Records shown:
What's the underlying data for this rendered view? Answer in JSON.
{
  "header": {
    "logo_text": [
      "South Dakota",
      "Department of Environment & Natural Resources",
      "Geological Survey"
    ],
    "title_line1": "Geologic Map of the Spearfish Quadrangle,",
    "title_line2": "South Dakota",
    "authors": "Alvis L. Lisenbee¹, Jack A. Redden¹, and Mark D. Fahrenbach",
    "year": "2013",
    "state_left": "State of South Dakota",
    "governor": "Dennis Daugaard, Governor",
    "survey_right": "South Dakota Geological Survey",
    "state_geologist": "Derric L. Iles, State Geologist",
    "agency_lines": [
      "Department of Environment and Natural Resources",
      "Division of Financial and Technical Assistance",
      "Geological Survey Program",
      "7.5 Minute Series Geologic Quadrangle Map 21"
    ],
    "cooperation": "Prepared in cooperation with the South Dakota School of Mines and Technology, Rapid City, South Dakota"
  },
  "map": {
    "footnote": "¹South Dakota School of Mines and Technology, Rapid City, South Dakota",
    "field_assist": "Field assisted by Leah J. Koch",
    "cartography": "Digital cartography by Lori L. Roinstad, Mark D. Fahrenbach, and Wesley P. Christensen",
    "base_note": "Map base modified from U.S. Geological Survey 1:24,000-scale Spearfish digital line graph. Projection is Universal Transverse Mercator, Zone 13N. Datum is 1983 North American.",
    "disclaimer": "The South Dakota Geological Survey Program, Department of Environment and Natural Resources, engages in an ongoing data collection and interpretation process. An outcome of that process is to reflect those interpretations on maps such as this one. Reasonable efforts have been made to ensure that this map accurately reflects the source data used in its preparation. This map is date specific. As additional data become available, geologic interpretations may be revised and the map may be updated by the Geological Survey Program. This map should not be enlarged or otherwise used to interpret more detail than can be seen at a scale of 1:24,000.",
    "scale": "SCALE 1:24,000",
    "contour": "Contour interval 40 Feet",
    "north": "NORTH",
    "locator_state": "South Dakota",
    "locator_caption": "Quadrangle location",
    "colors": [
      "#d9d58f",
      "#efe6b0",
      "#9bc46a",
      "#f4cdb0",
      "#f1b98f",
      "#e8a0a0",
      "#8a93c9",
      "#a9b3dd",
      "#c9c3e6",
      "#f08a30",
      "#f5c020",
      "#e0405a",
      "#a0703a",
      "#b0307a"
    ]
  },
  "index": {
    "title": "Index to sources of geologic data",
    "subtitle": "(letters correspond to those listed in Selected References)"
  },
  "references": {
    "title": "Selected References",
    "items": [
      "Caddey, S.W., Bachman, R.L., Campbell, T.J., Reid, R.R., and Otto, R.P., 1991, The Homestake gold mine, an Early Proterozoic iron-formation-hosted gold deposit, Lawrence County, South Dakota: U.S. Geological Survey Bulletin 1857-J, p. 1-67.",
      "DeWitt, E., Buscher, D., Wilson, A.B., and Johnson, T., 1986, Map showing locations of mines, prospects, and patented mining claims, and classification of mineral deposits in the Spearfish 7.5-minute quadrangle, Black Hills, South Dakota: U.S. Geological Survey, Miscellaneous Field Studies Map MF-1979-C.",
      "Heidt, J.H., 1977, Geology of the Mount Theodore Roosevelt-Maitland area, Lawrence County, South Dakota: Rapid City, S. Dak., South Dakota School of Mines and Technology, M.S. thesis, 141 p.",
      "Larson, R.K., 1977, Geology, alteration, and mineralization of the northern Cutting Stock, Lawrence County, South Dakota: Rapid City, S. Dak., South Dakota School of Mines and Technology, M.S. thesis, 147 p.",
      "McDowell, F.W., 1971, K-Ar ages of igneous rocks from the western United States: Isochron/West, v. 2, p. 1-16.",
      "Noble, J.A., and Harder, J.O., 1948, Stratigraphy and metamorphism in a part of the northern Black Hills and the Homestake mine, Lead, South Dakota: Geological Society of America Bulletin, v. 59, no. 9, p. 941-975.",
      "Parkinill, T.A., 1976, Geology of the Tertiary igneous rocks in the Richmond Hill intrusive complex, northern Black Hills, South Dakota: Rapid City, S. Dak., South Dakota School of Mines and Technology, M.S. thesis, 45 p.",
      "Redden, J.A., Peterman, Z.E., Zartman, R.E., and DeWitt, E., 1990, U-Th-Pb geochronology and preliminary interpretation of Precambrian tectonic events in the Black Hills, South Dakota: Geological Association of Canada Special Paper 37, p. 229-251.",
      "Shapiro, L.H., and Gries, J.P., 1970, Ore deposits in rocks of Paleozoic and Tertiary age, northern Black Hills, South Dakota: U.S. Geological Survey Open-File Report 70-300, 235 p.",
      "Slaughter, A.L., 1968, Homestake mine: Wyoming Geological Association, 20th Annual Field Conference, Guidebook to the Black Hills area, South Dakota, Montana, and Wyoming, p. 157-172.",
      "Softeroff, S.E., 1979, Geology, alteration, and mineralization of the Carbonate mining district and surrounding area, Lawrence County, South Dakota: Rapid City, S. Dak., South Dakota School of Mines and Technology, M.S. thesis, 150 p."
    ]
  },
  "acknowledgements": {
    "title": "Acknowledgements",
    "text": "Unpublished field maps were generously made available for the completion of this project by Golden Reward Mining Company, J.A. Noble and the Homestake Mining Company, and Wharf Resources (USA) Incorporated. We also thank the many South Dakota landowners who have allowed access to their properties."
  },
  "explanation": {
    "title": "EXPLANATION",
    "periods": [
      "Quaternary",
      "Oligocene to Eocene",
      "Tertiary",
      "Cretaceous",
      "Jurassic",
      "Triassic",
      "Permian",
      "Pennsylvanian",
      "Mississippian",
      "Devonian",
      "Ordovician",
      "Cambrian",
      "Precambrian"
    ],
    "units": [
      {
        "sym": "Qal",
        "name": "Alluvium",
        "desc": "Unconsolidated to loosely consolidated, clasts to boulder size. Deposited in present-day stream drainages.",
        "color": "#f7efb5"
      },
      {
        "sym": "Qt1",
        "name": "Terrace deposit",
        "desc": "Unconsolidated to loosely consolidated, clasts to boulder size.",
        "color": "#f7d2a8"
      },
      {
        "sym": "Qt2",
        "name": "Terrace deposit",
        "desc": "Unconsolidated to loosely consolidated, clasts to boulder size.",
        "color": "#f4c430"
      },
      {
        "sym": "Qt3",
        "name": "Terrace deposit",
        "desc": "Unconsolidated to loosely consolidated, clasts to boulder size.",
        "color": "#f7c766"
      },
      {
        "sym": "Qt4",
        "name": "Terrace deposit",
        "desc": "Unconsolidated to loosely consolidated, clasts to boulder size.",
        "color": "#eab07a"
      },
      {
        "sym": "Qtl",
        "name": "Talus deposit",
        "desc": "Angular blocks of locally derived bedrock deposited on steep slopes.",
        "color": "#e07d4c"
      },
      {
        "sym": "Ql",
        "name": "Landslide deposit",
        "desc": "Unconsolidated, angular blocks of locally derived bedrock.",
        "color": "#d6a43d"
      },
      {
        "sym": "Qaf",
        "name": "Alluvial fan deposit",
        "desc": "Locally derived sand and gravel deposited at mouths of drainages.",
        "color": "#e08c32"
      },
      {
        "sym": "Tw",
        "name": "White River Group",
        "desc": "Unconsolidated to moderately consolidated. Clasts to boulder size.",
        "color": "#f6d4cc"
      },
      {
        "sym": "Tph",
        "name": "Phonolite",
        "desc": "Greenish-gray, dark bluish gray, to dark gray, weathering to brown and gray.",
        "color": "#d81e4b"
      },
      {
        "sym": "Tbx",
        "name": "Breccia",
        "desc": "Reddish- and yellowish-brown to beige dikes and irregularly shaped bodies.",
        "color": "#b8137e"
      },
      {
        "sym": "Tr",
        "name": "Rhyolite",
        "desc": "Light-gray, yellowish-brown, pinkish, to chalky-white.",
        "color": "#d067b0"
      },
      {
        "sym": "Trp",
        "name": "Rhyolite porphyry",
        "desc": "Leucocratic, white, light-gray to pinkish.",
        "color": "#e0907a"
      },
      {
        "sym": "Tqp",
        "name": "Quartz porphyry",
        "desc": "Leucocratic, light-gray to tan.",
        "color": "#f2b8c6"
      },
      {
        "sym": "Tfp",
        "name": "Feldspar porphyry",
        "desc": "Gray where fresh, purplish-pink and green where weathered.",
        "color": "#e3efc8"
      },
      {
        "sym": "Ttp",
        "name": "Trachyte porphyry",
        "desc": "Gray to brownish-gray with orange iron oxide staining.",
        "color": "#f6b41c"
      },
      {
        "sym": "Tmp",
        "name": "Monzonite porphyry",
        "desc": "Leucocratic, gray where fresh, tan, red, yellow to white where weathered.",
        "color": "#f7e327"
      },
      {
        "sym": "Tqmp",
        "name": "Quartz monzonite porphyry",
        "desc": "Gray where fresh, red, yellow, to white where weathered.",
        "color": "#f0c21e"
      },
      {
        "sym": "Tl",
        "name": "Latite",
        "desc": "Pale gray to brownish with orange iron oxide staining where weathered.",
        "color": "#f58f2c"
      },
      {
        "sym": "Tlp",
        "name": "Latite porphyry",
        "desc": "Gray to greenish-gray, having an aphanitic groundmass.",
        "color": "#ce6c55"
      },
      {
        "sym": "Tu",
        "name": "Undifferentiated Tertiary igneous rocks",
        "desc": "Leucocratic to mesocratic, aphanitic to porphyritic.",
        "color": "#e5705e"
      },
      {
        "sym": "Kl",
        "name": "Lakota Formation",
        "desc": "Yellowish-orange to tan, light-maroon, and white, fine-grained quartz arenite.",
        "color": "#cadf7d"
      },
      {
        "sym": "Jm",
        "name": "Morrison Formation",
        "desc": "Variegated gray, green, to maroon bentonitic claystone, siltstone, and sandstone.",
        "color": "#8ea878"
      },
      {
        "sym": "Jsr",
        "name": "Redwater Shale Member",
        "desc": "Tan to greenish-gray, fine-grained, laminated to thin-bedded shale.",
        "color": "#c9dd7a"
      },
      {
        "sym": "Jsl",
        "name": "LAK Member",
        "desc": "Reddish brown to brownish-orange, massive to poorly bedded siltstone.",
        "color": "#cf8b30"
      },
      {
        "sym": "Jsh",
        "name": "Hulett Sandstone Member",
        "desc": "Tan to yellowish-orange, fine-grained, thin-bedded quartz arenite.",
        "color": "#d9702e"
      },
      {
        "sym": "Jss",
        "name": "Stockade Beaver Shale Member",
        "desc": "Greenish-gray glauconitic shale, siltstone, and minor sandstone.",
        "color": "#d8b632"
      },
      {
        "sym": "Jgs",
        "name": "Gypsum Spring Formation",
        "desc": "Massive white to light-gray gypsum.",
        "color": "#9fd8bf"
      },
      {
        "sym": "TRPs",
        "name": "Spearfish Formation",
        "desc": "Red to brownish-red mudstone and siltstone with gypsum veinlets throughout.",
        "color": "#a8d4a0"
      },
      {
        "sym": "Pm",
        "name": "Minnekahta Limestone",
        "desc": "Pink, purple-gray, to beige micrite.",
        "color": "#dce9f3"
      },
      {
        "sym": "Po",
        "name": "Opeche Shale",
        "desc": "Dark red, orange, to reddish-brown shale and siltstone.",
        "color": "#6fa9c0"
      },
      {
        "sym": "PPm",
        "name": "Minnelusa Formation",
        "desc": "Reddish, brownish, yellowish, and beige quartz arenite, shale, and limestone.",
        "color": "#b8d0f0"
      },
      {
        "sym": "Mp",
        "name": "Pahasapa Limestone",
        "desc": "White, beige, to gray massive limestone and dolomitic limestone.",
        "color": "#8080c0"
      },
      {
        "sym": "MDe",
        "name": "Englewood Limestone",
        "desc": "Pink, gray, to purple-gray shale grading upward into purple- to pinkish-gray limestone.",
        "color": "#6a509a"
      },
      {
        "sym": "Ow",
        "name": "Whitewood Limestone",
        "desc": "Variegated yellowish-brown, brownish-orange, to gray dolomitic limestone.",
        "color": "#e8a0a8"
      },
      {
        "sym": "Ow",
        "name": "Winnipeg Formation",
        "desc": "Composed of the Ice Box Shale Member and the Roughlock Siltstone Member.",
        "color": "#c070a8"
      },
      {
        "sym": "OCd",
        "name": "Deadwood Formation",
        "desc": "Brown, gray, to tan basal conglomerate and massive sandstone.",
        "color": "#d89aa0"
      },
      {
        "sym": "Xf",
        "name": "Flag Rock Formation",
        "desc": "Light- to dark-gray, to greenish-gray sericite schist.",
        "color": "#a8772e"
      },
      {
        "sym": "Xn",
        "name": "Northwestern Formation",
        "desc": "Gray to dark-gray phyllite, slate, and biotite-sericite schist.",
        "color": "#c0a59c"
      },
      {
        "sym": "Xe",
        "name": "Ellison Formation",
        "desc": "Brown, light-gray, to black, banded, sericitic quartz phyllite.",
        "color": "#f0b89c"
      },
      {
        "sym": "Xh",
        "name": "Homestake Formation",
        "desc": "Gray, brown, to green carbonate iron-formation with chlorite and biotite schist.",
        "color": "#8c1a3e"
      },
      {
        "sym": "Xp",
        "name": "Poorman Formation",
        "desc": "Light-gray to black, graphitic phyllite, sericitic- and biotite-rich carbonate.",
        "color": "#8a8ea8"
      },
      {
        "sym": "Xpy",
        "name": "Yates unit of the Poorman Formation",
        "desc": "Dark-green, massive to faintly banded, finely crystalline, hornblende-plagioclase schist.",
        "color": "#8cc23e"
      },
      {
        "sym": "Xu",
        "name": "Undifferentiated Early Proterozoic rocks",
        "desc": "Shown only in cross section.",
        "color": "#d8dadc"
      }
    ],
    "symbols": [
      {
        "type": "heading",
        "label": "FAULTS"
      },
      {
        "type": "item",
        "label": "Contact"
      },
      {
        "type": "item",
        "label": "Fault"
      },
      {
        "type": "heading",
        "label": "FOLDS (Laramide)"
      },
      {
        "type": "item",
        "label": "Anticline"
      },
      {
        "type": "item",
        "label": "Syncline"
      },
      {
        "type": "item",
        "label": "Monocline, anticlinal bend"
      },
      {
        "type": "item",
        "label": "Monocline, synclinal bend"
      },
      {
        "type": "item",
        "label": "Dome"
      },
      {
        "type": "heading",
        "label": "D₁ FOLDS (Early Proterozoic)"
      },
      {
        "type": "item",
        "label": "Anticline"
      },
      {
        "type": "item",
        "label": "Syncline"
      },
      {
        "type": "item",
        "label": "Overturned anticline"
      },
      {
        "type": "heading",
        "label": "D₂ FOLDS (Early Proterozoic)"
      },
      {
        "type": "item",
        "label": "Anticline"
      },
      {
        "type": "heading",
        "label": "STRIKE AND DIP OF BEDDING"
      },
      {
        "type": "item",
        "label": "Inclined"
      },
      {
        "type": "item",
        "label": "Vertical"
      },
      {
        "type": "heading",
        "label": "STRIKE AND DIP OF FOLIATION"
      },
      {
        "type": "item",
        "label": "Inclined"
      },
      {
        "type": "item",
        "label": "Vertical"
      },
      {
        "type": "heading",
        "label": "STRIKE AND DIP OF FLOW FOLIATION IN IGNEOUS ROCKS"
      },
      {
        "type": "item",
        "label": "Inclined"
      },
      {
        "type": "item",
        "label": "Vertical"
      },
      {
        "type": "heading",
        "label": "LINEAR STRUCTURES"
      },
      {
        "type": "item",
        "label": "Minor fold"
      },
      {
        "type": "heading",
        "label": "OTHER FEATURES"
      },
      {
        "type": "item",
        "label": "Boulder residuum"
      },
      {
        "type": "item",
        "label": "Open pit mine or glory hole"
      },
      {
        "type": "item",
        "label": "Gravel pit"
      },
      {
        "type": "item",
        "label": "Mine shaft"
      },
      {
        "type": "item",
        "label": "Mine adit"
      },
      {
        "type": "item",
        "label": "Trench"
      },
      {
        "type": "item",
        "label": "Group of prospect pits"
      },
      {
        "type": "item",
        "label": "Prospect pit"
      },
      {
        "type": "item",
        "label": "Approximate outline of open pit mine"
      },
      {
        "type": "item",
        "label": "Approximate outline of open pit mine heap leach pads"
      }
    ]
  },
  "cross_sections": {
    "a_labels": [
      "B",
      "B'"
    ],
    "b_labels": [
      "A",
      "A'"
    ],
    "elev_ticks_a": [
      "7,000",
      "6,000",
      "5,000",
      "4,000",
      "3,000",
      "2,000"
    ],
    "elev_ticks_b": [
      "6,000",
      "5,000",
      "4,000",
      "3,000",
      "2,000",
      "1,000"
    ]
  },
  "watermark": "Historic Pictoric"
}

Work to do: Copy in full each line that holds the word "FOLIATION".

Task result:
        "label": "STRIKE AND DIP OF FOLIATION"
        "label": "STRIKE AND DIP OF FLOW FOLIATION IN IGNEOUS ROCKS"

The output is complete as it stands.